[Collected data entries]
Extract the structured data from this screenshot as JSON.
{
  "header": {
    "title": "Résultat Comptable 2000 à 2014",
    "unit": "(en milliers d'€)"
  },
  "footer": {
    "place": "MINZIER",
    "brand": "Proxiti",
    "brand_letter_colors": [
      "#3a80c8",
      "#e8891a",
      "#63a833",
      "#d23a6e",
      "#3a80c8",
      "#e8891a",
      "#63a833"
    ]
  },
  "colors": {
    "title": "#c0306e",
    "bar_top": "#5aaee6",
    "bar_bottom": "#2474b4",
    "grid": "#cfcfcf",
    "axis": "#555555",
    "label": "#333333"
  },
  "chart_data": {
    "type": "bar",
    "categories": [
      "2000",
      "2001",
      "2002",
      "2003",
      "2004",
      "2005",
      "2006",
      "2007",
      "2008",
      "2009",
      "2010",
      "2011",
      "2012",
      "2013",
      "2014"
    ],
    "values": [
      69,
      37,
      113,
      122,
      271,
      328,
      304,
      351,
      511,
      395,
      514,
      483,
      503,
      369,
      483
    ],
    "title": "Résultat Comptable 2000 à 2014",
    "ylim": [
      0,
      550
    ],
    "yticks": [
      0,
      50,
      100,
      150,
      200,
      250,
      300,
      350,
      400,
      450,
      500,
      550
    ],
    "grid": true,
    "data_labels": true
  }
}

◆ **Exercise goal**:
Reproduce the data, keeping every line exactly the same.

◆ **Written solution**:
Extract the structured data from this screenshot as JSON.
{
  "header": {
    "title": "Résultat Comptable 2000 à 2014",
    "unit": "(en milliers d'€)"
  },
  "footer": {
    "place": "MINZIER",
    "brand": "Proxiti",
    "brand_letter_colors": [
      "#3a80c8",
      "#e8891a",
      "#63a833",
      "#d23a6e",
      "#3a80c8",
      "#e8891a",
      "#63a833"
    ]
  },
  "colors": {
    "title": "#c0306e",
    "bar_top": "#5aaee6",
    "bar_bottom": "#2474b4",
    "grid": "#cfcfcf",
    "axis": "#555555",
    "label": "#333333"
  },
  "chart_data": {
    "type": "bar",
    "categories": [
      "2000",
      "2001",
      "2002",
      "2003",
      "2004",
      "2005",
      "2006",
      "2007",
      "2008",
      "2009",
      "2010",
      "2011",
      "2012",
      "2013",
      "2014"
    ],
    "values": [
      69,
      37,
      113,
      122,
      271,
      328,
      304,
      351,
      511,
      395,
      514,
      483,
      503,
      369,
      483
    ],
    "title": "Résultat Comptable 2000 à 2014",
    "ylim": [
      0,
      550
    ],
    "yticks": [
      0,
      50,
      100,
      150,
      200,
      250,
      300,
      350,
      400,
      450,
      500,
      550
    ],
    "grid": true,
    "data_labels": true
  }
}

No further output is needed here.